[Data records]
· · · · ·
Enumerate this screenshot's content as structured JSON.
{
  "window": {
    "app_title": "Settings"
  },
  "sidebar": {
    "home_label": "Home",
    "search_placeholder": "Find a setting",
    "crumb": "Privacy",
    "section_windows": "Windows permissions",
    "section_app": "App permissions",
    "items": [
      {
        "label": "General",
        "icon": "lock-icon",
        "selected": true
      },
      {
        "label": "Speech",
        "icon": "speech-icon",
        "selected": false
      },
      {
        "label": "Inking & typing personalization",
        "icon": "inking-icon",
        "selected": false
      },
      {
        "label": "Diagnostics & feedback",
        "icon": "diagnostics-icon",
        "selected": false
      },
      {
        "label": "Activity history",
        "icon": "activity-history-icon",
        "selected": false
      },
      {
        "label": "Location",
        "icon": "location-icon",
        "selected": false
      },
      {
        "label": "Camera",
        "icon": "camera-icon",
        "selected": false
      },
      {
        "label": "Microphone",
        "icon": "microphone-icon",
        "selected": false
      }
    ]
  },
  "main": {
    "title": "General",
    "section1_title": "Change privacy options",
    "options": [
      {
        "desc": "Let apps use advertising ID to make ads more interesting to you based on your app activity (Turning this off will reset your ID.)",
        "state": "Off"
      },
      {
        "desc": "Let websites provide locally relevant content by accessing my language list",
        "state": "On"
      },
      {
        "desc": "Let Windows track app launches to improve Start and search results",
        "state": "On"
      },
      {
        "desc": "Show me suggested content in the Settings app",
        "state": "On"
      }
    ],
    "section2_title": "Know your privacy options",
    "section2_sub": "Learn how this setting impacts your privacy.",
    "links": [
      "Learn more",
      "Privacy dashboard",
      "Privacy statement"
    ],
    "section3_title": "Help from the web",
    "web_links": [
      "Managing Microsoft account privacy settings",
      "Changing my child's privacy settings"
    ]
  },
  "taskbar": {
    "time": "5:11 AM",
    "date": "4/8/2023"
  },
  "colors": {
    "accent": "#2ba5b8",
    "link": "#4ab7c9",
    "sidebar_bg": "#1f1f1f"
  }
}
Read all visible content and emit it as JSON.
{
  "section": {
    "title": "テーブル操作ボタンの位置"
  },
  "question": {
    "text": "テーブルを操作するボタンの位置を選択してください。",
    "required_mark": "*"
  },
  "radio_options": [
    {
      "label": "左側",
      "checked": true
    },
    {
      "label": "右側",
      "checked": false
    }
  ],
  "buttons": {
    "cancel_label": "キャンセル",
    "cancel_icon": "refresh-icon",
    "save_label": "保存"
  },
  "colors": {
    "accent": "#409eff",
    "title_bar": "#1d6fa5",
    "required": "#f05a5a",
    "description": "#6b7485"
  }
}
· · · · ·
* What the exercise asks *
Pick every line with "content" in it and copy it.

* Written reply *
Enumerate this screenshot's content as structured JSON.
        "desc": "Let websites provide locally relevant content by accessing my language list",
        "desc": "Show me suggested content in the Settings app",
Read all visible content and emit it as JSON.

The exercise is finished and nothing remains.